Task brief: Return the material below in full and exactly.

Extracted data:
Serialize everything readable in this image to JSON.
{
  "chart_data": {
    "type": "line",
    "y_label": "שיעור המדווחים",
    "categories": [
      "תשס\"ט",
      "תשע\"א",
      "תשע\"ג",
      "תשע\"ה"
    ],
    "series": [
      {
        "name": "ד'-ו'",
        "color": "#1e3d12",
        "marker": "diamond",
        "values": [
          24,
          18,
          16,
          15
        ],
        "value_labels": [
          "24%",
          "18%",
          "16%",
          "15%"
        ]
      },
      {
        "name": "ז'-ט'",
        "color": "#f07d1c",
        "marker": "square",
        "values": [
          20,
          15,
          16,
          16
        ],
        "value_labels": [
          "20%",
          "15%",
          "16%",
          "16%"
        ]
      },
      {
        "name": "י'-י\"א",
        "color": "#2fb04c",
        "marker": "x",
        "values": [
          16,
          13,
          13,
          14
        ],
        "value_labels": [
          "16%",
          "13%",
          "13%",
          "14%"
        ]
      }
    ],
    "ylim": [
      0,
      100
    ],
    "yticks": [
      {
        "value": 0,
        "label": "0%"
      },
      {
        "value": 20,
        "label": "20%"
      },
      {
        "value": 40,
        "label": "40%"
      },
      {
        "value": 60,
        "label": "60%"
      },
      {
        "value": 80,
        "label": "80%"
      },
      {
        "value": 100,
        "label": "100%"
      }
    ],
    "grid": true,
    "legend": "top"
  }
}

Finished exercise:
Serialize everything readable in this image to JSON.
{
  "chart_data": {
    "type": "line",
    "y_label": "שיעור המדווחים",
    "categories": [
      "תשס\"ט",
      "תשע\"א",
      "תשע\"ג",
      "תשע\"ה"
    ],
    "series": [
      {
        "name": "ד'-ו'",
        "color": "#1e3d12",
        "marker": "diamond",
        "values": [
          24,
          18,
          16,
          15
        ],
        "value_labels": [
          "24%",
          "18%",
          "16%",
          "15%"
        ]
      },
      {
        "name": "ז'-ט'",
        "color": "#f07d1c",
        "marker": "square",
        "values": [
          20,
          15,
          16,
          16
        ],
        "value_labels": [
          "20%",
          "15%",
          "16%",
          "16%"
        ]
      },
      {
        "name": "י'-י\"א",
        "color": "#2fb04c",
        "marker": "x",
        "values": [
          16,
          13,
          13,
          14
        ],
        "value_labels": [
          "16%",
          "13%",
          "13%",
          "14%"
        ]
      }
    ],
    "ylim": [
      0,
      100
    ],
    "yticks": [
      {
        "value": 0,
        "label": "0%"
      },
      {
        "value": 20,
        "label": "20%"
      },
      {
        "value": 40,
        "label": "40%"
      },
      {
        "value": 60,
        "label": "60%"
      },
      {
        "value": 80,
        "label": "80%"
      },
      {
        "value": 100,
        "label": "100%"
      }
    ],
    "grid": true,
    "legend": "top"
  }
}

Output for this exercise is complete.